* _Task goal_:
Gather the lines below that include the string "label", copying each in full.

* _Dataset excerpts_:
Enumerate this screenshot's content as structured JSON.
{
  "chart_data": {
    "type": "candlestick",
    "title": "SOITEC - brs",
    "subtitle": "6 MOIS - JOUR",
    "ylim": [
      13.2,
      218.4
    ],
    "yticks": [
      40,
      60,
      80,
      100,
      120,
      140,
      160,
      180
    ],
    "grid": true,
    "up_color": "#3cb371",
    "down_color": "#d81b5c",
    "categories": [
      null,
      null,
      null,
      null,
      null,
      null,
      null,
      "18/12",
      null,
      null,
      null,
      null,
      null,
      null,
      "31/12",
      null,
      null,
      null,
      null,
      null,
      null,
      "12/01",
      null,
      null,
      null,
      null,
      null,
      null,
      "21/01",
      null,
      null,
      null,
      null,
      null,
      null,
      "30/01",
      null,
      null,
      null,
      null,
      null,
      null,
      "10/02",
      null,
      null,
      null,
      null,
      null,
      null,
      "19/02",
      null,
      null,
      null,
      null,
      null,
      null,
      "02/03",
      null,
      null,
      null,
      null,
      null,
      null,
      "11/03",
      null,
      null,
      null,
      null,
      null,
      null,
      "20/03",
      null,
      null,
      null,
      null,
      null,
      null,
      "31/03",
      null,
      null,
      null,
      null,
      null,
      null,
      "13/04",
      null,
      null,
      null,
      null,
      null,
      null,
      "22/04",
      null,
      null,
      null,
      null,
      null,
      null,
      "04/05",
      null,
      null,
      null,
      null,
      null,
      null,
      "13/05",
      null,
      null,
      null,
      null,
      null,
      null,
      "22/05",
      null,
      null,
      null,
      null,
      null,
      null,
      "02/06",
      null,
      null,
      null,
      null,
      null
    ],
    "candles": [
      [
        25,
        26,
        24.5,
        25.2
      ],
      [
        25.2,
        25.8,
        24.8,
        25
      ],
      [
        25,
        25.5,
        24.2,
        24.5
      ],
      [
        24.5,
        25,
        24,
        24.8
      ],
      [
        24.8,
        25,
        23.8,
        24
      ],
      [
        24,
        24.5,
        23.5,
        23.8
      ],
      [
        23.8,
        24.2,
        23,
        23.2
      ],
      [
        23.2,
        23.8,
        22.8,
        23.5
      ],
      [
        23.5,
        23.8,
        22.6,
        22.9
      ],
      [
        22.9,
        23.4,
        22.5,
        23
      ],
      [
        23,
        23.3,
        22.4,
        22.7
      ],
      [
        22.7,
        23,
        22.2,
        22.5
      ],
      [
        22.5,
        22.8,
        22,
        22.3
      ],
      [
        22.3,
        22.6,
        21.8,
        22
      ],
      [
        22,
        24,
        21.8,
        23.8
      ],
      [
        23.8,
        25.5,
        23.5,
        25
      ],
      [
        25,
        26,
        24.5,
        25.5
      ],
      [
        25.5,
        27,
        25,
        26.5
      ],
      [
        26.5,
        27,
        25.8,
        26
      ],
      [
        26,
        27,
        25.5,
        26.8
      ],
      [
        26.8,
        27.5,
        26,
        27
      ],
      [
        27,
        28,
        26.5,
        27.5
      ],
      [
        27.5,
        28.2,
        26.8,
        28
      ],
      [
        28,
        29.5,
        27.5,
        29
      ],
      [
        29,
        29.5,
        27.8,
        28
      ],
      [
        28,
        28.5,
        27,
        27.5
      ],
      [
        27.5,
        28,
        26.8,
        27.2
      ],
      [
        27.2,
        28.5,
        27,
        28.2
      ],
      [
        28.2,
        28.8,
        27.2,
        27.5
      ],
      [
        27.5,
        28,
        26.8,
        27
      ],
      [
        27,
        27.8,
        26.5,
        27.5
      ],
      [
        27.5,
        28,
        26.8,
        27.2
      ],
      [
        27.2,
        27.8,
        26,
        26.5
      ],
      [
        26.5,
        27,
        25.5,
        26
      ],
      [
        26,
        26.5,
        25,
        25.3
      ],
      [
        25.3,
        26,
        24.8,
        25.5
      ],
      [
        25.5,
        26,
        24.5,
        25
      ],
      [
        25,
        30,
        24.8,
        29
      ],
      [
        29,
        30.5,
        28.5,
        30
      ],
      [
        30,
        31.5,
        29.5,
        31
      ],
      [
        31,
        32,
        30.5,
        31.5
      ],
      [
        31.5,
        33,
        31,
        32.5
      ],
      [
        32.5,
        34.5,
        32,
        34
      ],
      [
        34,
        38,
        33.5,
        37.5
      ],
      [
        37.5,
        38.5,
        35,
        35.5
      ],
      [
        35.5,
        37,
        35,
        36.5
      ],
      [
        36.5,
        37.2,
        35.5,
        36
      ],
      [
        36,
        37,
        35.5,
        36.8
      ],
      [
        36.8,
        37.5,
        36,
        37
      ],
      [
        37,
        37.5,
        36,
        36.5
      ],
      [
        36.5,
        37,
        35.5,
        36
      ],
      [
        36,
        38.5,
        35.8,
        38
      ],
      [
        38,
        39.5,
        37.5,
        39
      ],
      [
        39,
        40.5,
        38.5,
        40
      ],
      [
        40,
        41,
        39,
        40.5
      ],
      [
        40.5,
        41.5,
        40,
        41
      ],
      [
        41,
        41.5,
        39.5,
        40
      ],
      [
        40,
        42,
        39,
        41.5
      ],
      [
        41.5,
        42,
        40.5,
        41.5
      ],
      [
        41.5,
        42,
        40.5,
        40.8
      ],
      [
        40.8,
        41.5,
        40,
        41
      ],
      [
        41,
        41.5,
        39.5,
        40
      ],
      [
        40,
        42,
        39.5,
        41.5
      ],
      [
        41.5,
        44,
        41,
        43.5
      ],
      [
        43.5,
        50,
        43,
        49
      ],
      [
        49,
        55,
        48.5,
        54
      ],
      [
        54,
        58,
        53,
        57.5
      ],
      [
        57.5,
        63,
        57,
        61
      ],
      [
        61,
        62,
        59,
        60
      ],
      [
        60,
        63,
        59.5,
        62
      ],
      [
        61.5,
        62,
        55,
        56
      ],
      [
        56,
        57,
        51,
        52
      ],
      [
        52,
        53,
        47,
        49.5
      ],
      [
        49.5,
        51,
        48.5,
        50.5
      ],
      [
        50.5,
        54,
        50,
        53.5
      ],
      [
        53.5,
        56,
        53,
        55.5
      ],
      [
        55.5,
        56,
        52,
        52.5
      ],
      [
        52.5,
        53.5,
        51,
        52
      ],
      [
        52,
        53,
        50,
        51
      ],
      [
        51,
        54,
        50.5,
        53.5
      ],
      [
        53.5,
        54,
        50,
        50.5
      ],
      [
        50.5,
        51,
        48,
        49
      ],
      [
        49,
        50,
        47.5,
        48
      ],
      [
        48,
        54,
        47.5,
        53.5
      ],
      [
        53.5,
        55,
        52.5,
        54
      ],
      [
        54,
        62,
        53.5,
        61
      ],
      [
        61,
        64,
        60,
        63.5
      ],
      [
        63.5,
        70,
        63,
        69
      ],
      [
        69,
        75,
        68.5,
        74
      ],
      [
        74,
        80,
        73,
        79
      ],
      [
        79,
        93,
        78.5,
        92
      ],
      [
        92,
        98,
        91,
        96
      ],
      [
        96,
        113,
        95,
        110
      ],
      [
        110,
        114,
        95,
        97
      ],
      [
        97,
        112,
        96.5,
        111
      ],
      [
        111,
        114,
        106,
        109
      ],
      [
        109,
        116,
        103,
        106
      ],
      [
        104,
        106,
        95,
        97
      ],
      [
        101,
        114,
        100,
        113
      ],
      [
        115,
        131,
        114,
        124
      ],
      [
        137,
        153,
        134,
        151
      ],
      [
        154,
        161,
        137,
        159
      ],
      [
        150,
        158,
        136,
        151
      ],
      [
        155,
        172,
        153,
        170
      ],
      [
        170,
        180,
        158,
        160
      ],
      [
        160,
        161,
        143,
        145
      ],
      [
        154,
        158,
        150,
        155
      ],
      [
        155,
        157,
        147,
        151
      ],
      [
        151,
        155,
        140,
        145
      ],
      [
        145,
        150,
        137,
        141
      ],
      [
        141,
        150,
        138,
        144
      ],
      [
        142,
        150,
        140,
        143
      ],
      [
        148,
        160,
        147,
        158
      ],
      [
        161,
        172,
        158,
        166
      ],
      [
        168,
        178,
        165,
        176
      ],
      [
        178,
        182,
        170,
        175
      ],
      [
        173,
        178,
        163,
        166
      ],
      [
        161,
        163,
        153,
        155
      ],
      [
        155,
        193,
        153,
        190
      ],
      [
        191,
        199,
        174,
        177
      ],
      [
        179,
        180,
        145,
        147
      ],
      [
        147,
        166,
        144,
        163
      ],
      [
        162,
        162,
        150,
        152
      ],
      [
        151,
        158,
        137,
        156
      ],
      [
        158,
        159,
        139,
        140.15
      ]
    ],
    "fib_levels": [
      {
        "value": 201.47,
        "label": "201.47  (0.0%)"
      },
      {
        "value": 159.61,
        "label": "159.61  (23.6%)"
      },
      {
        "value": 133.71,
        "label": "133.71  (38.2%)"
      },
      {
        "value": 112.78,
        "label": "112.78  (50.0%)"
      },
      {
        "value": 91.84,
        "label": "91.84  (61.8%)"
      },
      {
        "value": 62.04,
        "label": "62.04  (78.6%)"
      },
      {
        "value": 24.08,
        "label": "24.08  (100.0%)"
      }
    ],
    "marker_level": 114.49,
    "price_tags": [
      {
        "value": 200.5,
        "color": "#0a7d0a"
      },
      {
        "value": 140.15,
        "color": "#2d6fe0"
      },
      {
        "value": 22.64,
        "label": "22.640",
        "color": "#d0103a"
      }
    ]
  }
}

* _Exercise solution_:
        "label": "201.47  (0.0%)"
        "label": "159.61  (23.6%)"
        "label": "133.71  (38.2%)"
        "label": "112.78  (50.0%)"
        "label": "91.84  (61.8%)"
        "label": "62.04  (78.6%)"
        "label": "24.08  (100.0%)"
        "label": "22.640",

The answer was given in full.